▸ **Task goal**: Narrow the data below down to the lines containing "niet".

====

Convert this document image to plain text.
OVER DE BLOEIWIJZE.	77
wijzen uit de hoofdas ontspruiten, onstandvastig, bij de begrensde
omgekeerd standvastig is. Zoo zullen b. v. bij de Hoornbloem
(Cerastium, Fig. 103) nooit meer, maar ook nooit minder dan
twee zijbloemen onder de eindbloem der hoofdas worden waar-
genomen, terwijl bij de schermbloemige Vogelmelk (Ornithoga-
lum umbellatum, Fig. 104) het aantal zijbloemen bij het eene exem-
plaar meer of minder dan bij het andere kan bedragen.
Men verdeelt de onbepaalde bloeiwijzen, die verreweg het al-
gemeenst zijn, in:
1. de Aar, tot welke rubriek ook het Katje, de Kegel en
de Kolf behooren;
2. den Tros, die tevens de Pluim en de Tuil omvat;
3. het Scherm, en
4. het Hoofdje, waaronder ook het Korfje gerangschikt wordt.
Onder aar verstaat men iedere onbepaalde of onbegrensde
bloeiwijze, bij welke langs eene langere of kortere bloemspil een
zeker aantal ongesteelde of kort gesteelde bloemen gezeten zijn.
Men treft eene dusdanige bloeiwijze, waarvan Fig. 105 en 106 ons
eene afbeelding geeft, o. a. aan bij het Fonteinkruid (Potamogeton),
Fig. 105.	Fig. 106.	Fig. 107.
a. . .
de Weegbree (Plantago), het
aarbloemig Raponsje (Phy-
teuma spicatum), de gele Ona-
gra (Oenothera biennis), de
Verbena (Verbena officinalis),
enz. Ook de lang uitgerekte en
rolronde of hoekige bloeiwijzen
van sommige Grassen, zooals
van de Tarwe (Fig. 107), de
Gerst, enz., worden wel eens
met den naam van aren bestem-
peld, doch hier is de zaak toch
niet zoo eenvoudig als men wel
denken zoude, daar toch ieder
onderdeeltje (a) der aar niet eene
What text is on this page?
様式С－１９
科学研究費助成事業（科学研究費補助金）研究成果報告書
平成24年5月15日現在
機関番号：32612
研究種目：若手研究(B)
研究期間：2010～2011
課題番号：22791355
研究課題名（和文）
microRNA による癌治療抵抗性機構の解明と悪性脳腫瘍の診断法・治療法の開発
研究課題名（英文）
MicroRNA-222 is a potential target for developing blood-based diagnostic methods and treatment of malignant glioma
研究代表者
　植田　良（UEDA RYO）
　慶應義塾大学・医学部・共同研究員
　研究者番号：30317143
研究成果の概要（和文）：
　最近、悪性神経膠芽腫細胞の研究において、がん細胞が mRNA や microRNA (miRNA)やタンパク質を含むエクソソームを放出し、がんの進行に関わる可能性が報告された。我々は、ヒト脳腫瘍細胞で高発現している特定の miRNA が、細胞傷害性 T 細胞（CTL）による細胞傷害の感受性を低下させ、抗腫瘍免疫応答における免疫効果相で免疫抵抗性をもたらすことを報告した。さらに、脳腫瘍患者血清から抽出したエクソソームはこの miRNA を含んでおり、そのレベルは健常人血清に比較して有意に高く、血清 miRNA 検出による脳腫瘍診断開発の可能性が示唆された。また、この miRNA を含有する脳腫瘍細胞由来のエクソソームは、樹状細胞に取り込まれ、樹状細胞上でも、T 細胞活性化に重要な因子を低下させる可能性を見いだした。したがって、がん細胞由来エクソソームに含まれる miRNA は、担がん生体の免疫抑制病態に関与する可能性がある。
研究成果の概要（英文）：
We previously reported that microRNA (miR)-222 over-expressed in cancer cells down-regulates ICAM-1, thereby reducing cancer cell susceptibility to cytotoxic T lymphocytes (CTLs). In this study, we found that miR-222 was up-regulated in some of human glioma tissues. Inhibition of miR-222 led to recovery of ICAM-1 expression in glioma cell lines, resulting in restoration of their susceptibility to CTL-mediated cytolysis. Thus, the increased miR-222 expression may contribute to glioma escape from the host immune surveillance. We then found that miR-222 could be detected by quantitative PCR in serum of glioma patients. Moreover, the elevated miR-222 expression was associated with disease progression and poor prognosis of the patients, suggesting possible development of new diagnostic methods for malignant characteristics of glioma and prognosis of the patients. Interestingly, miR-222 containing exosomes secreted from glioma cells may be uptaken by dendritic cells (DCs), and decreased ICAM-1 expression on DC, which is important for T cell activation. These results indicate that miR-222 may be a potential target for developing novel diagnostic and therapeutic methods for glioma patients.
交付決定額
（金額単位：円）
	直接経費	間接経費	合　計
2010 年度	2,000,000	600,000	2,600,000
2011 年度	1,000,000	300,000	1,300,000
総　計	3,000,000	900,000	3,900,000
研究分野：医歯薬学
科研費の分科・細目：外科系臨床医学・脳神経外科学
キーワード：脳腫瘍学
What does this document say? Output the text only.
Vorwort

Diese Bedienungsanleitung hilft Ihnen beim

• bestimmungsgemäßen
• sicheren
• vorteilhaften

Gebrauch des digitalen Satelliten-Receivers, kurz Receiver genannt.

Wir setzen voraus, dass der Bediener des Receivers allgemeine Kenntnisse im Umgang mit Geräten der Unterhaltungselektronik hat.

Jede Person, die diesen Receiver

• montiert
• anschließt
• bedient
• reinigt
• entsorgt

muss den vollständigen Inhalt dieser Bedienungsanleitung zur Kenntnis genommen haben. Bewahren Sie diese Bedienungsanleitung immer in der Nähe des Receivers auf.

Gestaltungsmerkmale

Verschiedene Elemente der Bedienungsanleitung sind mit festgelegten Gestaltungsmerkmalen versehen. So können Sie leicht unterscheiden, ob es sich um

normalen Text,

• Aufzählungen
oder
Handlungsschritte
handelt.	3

====

▸ **Output**:
niet zoo eenvoudig als men wel
onderdeeltje (a) der aar niet eene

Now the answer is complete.